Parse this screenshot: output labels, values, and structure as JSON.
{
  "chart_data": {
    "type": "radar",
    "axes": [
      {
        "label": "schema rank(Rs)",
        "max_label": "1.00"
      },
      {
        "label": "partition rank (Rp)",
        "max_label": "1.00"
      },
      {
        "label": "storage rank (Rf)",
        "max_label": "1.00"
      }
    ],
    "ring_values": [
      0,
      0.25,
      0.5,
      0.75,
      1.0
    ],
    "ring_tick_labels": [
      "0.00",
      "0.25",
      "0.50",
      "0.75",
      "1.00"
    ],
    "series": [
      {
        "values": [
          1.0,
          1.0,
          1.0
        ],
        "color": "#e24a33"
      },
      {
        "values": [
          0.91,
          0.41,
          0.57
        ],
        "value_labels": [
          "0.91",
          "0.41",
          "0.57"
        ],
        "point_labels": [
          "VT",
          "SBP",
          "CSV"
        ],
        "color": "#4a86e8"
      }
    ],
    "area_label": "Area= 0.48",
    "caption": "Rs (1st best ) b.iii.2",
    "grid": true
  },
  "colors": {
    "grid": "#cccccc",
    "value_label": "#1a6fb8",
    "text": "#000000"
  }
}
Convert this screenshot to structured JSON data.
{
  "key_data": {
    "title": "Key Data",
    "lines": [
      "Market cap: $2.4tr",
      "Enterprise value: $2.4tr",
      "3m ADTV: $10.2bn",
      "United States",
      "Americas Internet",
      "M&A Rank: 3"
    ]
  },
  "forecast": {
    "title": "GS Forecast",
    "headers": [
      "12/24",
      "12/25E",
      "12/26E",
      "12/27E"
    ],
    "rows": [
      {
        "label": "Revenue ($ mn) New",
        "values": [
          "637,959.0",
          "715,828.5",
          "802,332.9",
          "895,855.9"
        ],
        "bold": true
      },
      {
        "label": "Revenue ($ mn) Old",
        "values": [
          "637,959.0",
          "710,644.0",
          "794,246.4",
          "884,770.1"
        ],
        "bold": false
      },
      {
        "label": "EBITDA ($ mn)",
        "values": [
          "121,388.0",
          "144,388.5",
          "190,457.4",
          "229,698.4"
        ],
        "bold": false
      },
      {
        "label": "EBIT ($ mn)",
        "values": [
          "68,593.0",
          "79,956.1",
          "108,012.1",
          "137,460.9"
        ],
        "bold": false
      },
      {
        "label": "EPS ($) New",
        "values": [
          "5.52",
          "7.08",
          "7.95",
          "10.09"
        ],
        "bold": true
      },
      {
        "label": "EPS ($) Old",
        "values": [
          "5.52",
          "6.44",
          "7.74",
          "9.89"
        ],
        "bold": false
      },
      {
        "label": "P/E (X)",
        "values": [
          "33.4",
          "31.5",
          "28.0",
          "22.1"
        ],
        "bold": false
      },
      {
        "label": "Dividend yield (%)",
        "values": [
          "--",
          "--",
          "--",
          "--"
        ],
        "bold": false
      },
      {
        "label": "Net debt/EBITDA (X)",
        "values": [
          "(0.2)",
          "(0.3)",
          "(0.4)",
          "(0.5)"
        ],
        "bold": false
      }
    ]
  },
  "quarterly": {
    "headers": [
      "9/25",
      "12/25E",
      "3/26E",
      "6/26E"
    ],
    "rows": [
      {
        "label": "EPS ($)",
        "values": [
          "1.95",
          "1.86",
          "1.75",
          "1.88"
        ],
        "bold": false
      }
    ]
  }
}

_EXERCISE DIRECTIONS_. Locate the word "Revenue" in the entries, and copy every line where it is found.

_EXERCISE SOLUTION_.
        "label": "Revenue ($ mn) New",
        "label": "Revenue ($ mn) Old",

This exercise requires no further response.